_WHAT IS EXPECTED:_ Repeat the listing in full, exactly as it stands.
— START LISTED ENTRIES —
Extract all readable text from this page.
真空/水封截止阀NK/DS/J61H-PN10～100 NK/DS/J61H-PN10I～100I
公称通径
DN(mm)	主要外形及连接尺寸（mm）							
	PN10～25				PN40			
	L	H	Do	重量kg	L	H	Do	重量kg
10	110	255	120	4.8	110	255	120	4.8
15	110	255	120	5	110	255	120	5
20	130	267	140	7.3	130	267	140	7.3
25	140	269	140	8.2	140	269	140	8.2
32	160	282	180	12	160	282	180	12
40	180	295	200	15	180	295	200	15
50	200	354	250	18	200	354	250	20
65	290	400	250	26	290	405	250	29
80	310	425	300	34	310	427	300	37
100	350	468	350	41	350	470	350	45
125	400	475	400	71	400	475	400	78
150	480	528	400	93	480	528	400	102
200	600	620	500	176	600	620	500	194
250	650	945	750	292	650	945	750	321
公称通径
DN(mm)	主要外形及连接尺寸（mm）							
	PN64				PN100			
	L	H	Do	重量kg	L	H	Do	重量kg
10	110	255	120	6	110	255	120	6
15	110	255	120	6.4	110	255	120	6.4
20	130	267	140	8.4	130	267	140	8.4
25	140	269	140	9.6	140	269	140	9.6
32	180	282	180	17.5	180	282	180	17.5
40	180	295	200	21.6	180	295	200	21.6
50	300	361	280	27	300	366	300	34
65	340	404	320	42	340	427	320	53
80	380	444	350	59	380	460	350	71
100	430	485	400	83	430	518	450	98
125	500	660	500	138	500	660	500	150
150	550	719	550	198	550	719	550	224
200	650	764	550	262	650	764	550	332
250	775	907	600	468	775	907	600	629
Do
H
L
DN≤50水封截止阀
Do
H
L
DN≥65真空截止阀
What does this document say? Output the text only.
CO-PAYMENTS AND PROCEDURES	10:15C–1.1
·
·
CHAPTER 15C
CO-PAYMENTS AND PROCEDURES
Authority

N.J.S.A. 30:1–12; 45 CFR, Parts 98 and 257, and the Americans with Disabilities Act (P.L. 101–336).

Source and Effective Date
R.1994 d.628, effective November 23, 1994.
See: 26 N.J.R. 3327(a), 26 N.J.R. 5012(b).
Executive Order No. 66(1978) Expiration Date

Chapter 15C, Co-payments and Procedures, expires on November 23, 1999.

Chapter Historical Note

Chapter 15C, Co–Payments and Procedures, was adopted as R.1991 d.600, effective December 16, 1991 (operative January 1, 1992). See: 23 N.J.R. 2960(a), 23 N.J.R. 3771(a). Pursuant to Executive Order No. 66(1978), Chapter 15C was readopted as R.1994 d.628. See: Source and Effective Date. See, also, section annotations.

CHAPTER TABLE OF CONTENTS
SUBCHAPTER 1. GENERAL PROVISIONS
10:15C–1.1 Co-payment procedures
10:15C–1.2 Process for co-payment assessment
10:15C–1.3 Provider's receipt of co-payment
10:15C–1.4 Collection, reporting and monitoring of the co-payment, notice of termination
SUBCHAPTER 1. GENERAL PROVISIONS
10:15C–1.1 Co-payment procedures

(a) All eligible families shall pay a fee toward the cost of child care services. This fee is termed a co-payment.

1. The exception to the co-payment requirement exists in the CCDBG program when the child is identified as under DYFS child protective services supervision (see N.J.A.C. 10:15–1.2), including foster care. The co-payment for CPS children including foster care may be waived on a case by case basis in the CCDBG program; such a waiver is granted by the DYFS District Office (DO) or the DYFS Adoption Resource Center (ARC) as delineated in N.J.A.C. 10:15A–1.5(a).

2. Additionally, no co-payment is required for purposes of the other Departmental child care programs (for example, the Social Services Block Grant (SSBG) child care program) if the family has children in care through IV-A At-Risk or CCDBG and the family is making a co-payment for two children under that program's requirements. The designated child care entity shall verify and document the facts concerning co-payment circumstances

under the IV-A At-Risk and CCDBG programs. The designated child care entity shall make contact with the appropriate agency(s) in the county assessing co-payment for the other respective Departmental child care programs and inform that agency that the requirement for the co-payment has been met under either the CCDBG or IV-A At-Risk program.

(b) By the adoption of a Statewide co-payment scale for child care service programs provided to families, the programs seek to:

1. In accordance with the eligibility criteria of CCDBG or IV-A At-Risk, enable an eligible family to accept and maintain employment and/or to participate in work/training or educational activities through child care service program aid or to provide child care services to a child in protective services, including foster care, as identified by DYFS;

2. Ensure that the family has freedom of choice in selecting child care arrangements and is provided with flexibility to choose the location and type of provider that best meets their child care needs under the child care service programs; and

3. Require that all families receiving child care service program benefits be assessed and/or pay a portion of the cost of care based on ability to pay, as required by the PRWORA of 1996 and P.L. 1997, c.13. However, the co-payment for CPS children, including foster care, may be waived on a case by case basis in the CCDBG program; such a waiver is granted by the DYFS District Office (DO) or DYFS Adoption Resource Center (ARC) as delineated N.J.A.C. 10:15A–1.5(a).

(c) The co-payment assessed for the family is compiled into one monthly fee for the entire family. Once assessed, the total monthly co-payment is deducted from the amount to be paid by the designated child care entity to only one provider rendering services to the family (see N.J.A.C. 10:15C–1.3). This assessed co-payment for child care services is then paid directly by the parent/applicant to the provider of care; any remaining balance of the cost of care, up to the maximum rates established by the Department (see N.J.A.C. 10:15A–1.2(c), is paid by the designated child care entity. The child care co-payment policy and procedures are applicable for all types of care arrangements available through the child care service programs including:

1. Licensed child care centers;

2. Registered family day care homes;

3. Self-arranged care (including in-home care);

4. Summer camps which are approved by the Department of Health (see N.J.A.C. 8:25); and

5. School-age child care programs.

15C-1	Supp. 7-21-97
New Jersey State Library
— END LISTED ENTRIES —
_FINISHED EXERCISE:_
Extract all readable text from this page.
真空/水封截止阀NK/DS/J61H-PN10～100 NK/DS/J61H-PN10I～100I
公称通径
DN(mm)	主要外形及连接尺寸（mm）							
	PN10～25				PN40			
	L	H	Do	重量kg	L	H	Do	重量kg
10	110	255	120	4.8	110	255	120	4.8
15	110	255	120	5	110	255	120	5
20	130	267	140	7.3	130	267	140	7.3
25	140	269	140	8.2	140	269	140	8.2
32	160	282	180	12	160	282	180	12
40	180	295	200	15	180	295	200	15
50	200	354	250	18	200	354	250	20
65	290	400	250	26	290	405	250	29
80	310	425	300	34	310	427	300	37
100	350	468	350	41	350	470	350	45
125	400	475	400	71	400	475	400	78
150	480	528	400	93	480	528	400	102
200	600	620	500	176	600	620	500	194
250	650	945	750	292	650	945	750	321
公称通径
DN(mm)	主要外形及连接尺寸（mm）							
	PN64				PN100			
	L	H	Do	重量kg	L	H	Do	重量kg
10	110	255	120	6	110	255	120	6
15	110	255	120	6.4	110	255	120	6.4
20	130	267	140	8.4	130	267	140	8.4
25	140	269	140	9.6	140	269	140	9.6
32	180	282	180	17.5	180	282	180	17.5
40	180	295	200	21.6	180	295	200	21.6
50	300	361	280	27	300	366	300	34
65	340	404	320	42	340	427	320	53
80	380	444	350	59	380	460	350	71
100	430	485	400	83	430	518	450	98
125	500	660	500	138	500	660	500	150
150	550	719	550	198	550	719	550	224
200	650	764	550	262	650	764	550	332
250	775	907	600	468	775	907	600	629
Do
H
L
DN≤50水封截止阀
Do
H
L
DN≥65真空截止阀
What does this document say? Output the text only.
CO-PAYMENTS AND PROCEDURES	10:15C–1.1
·
·
CHAPTER 15C
CO-PAYMENTS AND PROCEDURES
Authority

N.J.S.A. 30:1–12; 45 CFR, Parts 98 and 257, and the Americans with Disabilities Act (P.L. 101–336).

Source and Effective Date
R.1994 d.628, effective November 23, 1994.
See: 26 N.J.R. 3327(a), 26 N.J.R. 5012(b).
Executive Order No. 66(1978) Expiration Date

Chapter 15C, Co-payments and Procedures, expires on November 23, 1999.

Chapter Historical Note

Chapter 15C, Co–Payments and Procedures, was adopted as R.1991 d.600, effective December 16, 1991 (operative January 1, 1992). See: 23 N.J.R. 2960(a), 23 N.J.R. 3771(a). Pursuant to Executive Order No. 66(1978), Chapter 15C was readopted as R.1994 d.628. See: Source and Effective Date. See, also, section annotations.

CHAPTER TABLE OF CONTENTS
SUBCHAPTER 1. GENERAL PROVISIONS
10:15C–1.1 Co-payment procedures
10:15C–1.2 Process for co-payment assessment
10:15C–1.3 Provider's receipt of co-payment
10:15C–1.4 Collection, reporting and monitoring of the co-payment, notice of termination
SUBCHAPTER 1. GENERAL PROVISIONS
10:15C–1.1 Co-payment procedures

(a) All eligible families shall pay a fee toward the cost of child care services. This fee is termed a co-payment.

1. The exception to the co-payment requirement exists in the CCDBG program when the child is identified as under DYFS child protective services supervision (see N.J.A.C. 10:15–1.2), including foster care. The co-payment for CPS children including foster care may be waived on a case by case basis in the CCDBG program; such a waiver is granted by the DYFS District Office (DO) or the DYFS Adoption Resource Center (ARC) as delineated in N.J.A.C. 10:15A–1.5(a).

2. Additionally, no co-payment is required for purposes of the other Departmental child care programs (for example, the Social Services Block Grant (SSBG) child care program) if the family has children in care through IV-A At-Risk or CCDBG and the family is making a co-payment for two children under that program's requirements. The designated child care entity shall verify and document the facts concerning co-payment circumstances

under the IV-A At-Risk and CCDBG programs. The designated child care entity shall make contact with the appropriate agency(s) in the county assessing co-payment for the other respective Departmental child care programs and inform that agency that the requirement for the co-payment has been met under either the CCDBG or IV-A At-Risk program.

(b) By the adoption of a Statewide co-payment scale for child care service programs provided to families, the programs seek to:

1. In accordance with the eligibility criteria of CCDBG or IV-A At-Risk, enable an eligible family to accept and maintain employment and/or to participate in work/training or educational activities through child care service program aid or to provide child care services to a child in protective services, including foster care, as identified by DYFS;

2. Ensure that the family has freedom of choice in selecting child care arrangements and is provided with flexibility to choose the location and type of provider that best meets their child care needs under the child care service programs; and

3. Require that all families receiving child care service program benefits be assessed and/or pay a portion of the cost of care based on ability to pay, as required by the PRWORA of 1996 and P.L. 1997, c.13. However, the co-payment for CPS children, including foster care, may be waived on a case by case basis in the CCDBG program; such a waiver is granted by the DYFS District Office (DO) or DYFS Adoption Resource Center (ARC) as delineated N.J.A.C. 10:15A–1.5(a).

(c) The co-payment assessed for the family is compiled into one monthly fee for the entire family. Once assessed, the total monthly co-payment is deducted from the amount to be paid by the designated child care entity to only one provider rendering services to the family (see N.J.A.C. 10:15C–1.3). This assessed co-payment for child care services is then paid directly by the parent/applicant to the provider of care; any remaining balance of the cost of care, up to the maximum rates established by the Department (see N.J.A.C. 10:15A–1.2(c), is paid by the designated child care entity. The child care co-payment policy and procedures are applicable for all types of care arrangements available through the child care service programs including:

1. Licensed child care centers;

2. Registered family day care homes;

3. Self-arranged care (including in-home care);

4. Summer camps which are approved by the Department of Health (see N.J.A.C. 8:25); and

5. School-age child care programs.

15C-1	Supp. 7-21-97
New Jersey State Library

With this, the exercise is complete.